[Saved entries]

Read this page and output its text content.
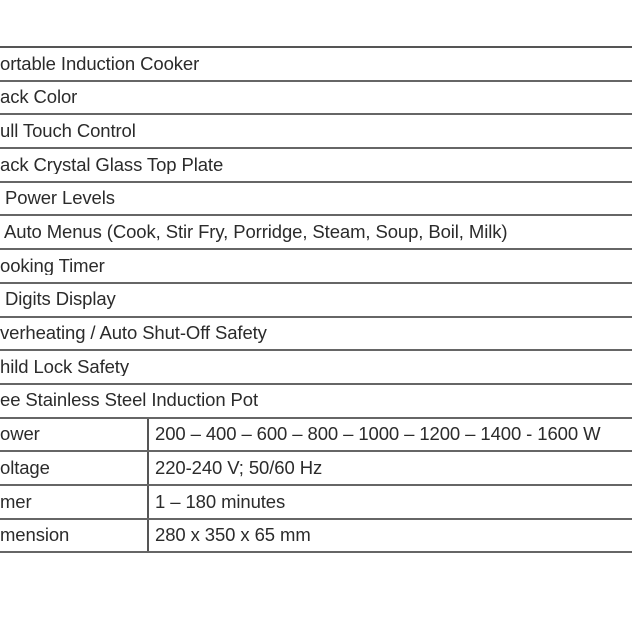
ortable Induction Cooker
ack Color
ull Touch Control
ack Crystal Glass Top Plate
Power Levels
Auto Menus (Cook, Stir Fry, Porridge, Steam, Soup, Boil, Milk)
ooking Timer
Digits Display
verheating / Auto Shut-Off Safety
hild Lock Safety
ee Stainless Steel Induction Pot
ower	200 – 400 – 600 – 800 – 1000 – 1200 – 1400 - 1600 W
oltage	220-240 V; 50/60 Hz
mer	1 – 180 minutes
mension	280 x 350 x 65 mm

### What the task requires
In the listing above, find each line with the word "Induction" and copy it.

### Result
ortable Induction Cooker
ee Stainless Steel Induction Pot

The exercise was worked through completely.